Records for the task:

_ _ _ _ _ _ _

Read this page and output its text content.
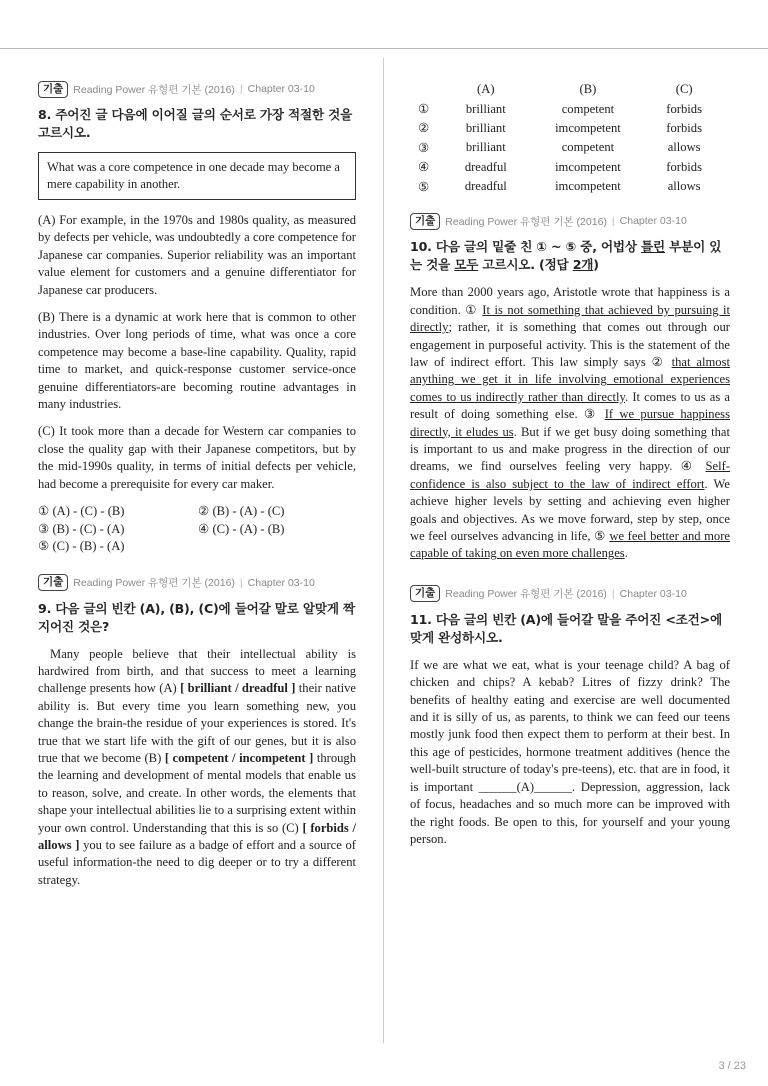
기출 Reading Power 유형편 기본 (2016) | Chapter 03-10
8. 주어진 글 다음에 이어질 글의 순서로 가장 적절한 것을 고르시오.
What was a core competence in one decade may become a mere capability in another.

(A) For example, in the 1970s and 1980s quality, as measured by defects per vehicle, was undoubtedly a core competence for Japanese car companies. Superior reliability was an important value element for customers and a genuine differentiator for Japanese car producers.

(B) There is a dynamic at work here that is common to other industries. Over long periods of time, what was once a core competence may become a base-line capability. Quality, rapid time to market, and quick-response customer service-once genuine differentiators-are becoming routine advantages in many industries.

(C) It took more than a decade for Western car companies to close the quality gap with their Japanese competitors, but by the mid-1990s quality, in terms of initial defects per vehicle, had become a prerequisite for every car maker.

① (A) - (C) - (B)	② (B) - (A) - (C)
③ (B) - (C) - (A)	④ (C) - (A) - (B)
⑤ (C) - (B) - (A)
기출 Reading Power 유형편 기본 (2016) | Chapter 03-10
9. 다음 글의 빈칸 (A), (B), (C)에 들어갈 말로 알맞게 짝지어진 것은?

Many people believe that their intellectual ability is hardwired from birth, and that success to meet a learning challenge presents how (A) [ brilliant / dreadful ] their native ability is. But every time you learn something new, you change the brain-the residue of your experiences is stored. It's true that we start life with the gift of our genes, but it is also true that we become (B) [ competent / incompetent ] through the learning and development of mental models that enable us to reason, solve, and create. In other words, the elements that shape your intellectual abilities lie to a surprising extent within your own control. Understanding that this is so (C) [ forbids / allows ] you to see failure as a badge of effort and a source of useful information-the need to dig deeper or to try a different strategy.

	(A)	(B)	(C)
①	brilliant	competent	forbids
②	brilliant	imcompetent	forbids
③	brilliant	competent	allows
④	dreadful	imcompetent	forbids
⑤	dreadful	imcompetent	allows
기출 Reading Power 유형편 기본 (2016) | Chapter 03-10
10. 다음 글의 밑줄 친 ① ~ ⑤ 중, 어법상 틀린 부분이 있는 것을 모두 고르시오. (정답 2개)

More than 2000 years ago, Aristotle wrote that happiness is a condition. ① It is not something that achieved by pursuing it directly; rather, it is something that comes out through our engagement in purposeful activity. This is the statement of the law of indirect effort. This law simply says ② that almost anything we get it in life involving emotional experiences comes to us indirectly rather than directly. It comes to us as a result of doing something else. ③ If we pursue happiness directly, it eludes us. But if we get busy doing something that is important to us and make progress in the direction of our dreams, we find ourselves feeling very happy. ④ Self-confidence is also subject to the law of indirect effort. We achieve higher levels by setting and achieving even higher goals and objectives. As we move forward, step by step, once we feel ourselves advancing in life, ⑤ we feel better and more capable of taking on even more challenges.

기출 Reading Power 유형편 기본 (2016) | Chapter 03-10
11. 다음 글의 빈칸 (A)에 들어갈 말을 주어진 <조건>에 맞게 완성하시오.

If we are what we eat, what is your teenage child? A bag of chicken and chips? A kebab? Litres of fizzy drink? The benefits of healthy eating and exercise are well documented and it is silly of us, as parents, to think we can feed our teens mostly junk food then expect them to perform at their best. In this age of pesticides, hormone treatment additives (hence the well-built structure of today's pre-teens), etc. that are in food, it is important ______(A)______. Depression, aggression, lack of focus, headaches and so much more can be improved with the right foods. Be open to this, for yourself and your young person.

3 / 23
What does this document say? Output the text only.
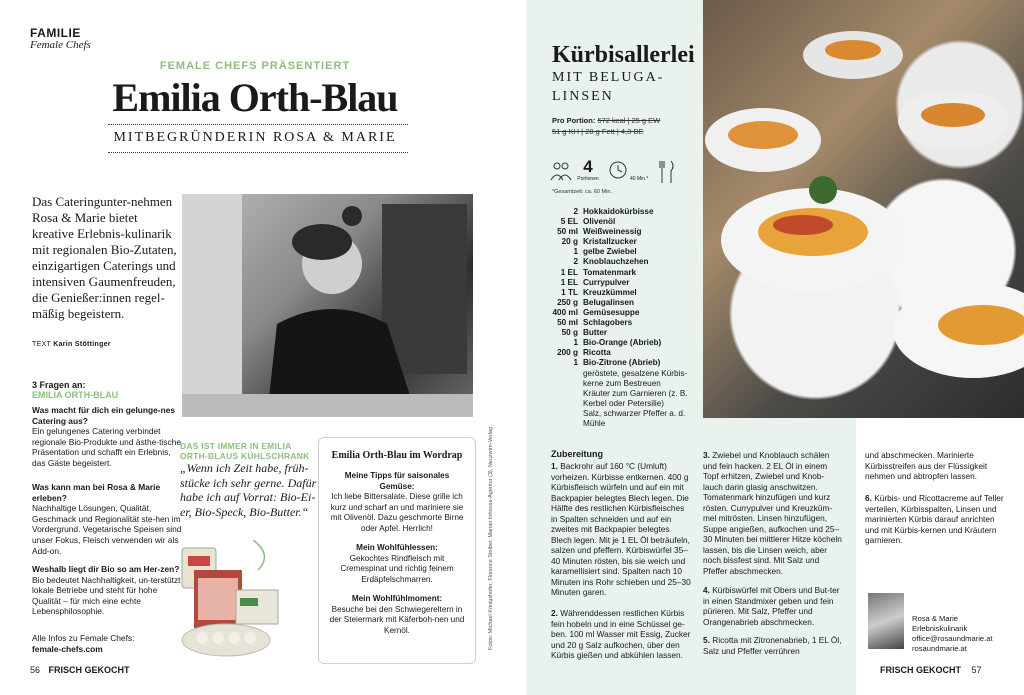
FAMILIE
Female Chefs
FEMALE CHEFS PRÄSENTIERT
Emilia Orth-Blau
MITBEGRÜNDERIN ROSA & MARIE
Das Cateringunter-nehmen Rosa & Marie bietet kreative Erlebnis-kulinarik mit regionalen Bio-Zutaten, einzigartigen Caterings und intensiven Gaumenfreuden, die Genießer:innen regel-mäßig begeistern.
TEXT Karin Stöttinger
3 Fragen an:
EMILIA ORTH-BLAU
Was macht für dich ein gelunge-nes Catering aus?
Ein gelungenes Catering verbindet regionale Bio-Produkte und ästhe-tische Präsentation und schafft ein Erlebnis, das Gäste begeistert.
Was kann man bei Rosa & Marie erleben?
Nachhaltige Lösungen, Qualität, Geschmack und Regionalität ste-hen im Vordergrund. Vegetarische Speisen sind unser Fokus, Fleisch verwenden wir als Add-on.
Weshalb liegt dir Bio so am Her-zen?
Bio bedeutet Nachhaltigkeit, un-terstützt lokale Betriebe und steht für hohe Qualität – für mich eine echte Lebensphilosophie.
Alle Infos zu Female Chefs:
female-chefs.com
DAS IST IMMER IN EMILIA ORTH-BLAUS KÜHLSCHRANK
„Wenn ich Zeit habe, früh-stücke ich sehr gerne. Dafür habe ich auf Vorrat: Bio-Ei-er, Bio-Speck, Bio-Butter.“
Emilia Orth-Blau im Wordrap
Meine Tipps für saisonales Gemüse:
Ich liebe Bittersalate. Diese grille ich kurz und scharf an und mariniere sie mit Olivenöl. Dazu geschmorte Birne oder Apfel. Herrlich!
Mein Wohlfühlessen:
Gekochtes Rindfleisch mit Cremespinat und richtig feinem Erdäpfelschmarren.
Mein Wohlfühlmoment:
Besuche bei den Schwiegereltern in der Steiermark mit Käferboh-nen und Kernöl.	Fotos: Michael Königshofer, Florence Stoiber, Marian Inhouse-Agentur (3), Neuzwirn-Verlag
56 FRISCH GEKOCHT
Kürbisallerlei
MIT BELUGA-LINSEN
Pro Portion: 572 kcal | 25 g EW
51 g KH | 28 g Fett | 4,3 BE
4
Portionen	40 Min.*
*Gesamtzeit: ca. 60 Min.
2 Hokkaidokürbisse
5 EL Olivenöl
50 ml Weißweinessig
20 g Kristallzucker
1 gelbe Zwiebel
2 Knoblauchzehen
1 EL Tomatenmark
1 EL Currypulver
1 TL Kreuzkümmel
250 g Belugalinsen
400 ml Gemüsesuppe
50 ml Schlagobers
50 g Butter
1 Bio-Orange (Abrieb)
200 g Ricotta
1 Bio-Zitrone (Abrieb)
geröstete, gesalzene Kürbis-kerne zum Bestreuen
Kräuter zum Garnieren (z. B. Kerbel oder Petersilie)
Salz, schwarzer Pfeffer a. d. Mühle
Zubereitung
1. Backrohr auf 160 °C (Umluft) vorheizen. Kürbisse entkernen. 400 g Kürbisfleisch würfeln und auf ein mit Backpapier belegtes Blech legen. Die Hälfte des restlichen Kürbisfleisches in Spalten schneiden und auf ein zweites mit Backpapier belegtes Blech legen. Mit je 1 EL Öl beträufeln, salzen und pfeffern. Kürbiswürfel 35–40 Minuten rösten, bis sie weich und karamellisiert sind. Spalten nach 10 Minuten ins Rohr schieben und 25–30 Minuten garen.
2. Währenddessen restlichen Kürbis fein hobeln und in eine Schüssel ge-ben. 100 ml Wasser mit Essig, Zucker und 20 g Salz aufkochen, über den Kürbis gießen und abkühlen lassen.
3. Zwiebel und Knoblauch schälen und fein hacken. 2 EL Öl in einem Topf erhitzen, Zwiebel und Knob-lauch darin glasig anschwitzen. Tomatenmark hinzufügen und kurz rösten. Currypulver und Kreuzküm-mel mitrösten. Linsen hinzufügen, Suppe angießen, aufkochen und 25–30 Minuten bei mittlerer Hitze köcheln lassen, bis die Linsen weich, aber noch bissfest sind. Mit Salz und Pfeffer abschmecken.
4. Kürbiswürfel mit Obers und But-ter in einen Standmixer geben und fein pürieren. Mit Salz, Pfeffer und Orangenabrieb abschmecken.
5. Ricotta mit Zitronenabrieb, 1 EL Öl, Salz und Pfeffer verrühren
und abschmecken. Marinierte Kürbisstreifen aus der Flüssigkeit nehmen und abtropfen lassen.
6. Kürbis- und Ricottacreme auf Teller verteilen, Kürbisspalten, Linsen und marinierten Kürbis darauf anrichten und mit Kürbis-kernen und Kräutern garnieren.
Rosa & Marie
Erlebniskulinarik
office@rosaundmarie.at
rosaundmarie.at
FRISCH GEKOCHT 57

_ _ _ _ _ _ _

What to work on: Would you return all lines from the preceding listing that contain the word "Qualität"?

Your solution:
Nachhaltige Lösungen, Qualität, Geschmack und Regionalität ste-hen im Vordergrund. Vegetarische Speisen sind unser Fokus, Fleisch verwenden wir als Add-on.
Bio bedeutet Nachhaltigkeit, un-terstützt lokale Betriebe und steht für hohe Qualität – für mich eine echte Lebensphilosophie.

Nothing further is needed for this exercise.